- [What is asked]: Return all lines with the word "this" in them.

- [Source material]:
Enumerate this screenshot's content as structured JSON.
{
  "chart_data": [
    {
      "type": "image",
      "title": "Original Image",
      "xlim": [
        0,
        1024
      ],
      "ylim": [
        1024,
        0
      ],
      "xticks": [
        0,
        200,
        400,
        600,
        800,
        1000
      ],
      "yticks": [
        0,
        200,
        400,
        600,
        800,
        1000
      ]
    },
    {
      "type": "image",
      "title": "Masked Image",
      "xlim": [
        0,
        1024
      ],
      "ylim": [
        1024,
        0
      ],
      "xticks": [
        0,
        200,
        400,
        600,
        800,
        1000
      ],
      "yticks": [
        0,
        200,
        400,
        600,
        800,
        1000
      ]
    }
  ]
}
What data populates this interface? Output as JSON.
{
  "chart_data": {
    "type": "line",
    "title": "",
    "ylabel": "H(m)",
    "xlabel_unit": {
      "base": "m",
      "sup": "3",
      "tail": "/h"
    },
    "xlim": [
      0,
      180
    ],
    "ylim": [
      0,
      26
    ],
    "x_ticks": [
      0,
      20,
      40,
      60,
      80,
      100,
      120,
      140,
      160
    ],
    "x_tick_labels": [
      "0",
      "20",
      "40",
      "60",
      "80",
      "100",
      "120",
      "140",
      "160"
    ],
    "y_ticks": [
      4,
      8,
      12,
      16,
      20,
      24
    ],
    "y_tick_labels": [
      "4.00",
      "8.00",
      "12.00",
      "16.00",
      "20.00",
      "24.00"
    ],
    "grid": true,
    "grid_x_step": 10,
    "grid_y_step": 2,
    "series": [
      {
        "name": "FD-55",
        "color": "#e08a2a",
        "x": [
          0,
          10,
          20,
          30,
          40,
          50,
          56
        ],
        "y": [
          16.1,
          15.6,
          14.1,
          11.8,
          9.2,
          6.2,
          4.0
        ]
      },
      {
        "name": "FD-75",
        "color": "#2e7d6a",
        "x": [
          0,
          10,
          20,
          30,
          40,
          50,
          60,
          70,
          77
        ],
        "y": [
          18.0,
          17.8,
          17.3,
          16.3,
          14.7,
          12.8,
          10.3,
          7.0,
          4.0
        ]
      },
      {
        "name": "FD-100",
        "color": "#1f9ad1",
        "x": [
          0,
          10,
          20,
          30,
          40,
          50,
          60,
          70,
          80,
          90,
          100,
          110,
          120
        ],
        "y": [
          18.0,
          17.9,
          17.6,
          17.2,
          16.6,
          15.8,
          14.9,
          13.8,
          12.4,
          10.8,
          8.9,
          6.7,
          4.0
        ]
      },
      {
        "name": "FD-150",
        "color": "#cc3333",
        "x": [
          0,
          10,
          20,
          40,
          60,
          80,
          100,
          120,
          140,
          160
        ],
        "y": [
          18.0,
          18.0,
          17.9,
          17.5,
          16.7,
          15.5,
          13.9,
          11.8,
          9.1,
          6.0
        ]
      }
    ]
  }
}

- [The reply]:
Enumerate this screenshot's content as structured JSON.
What data populates this interface? Output as JSON.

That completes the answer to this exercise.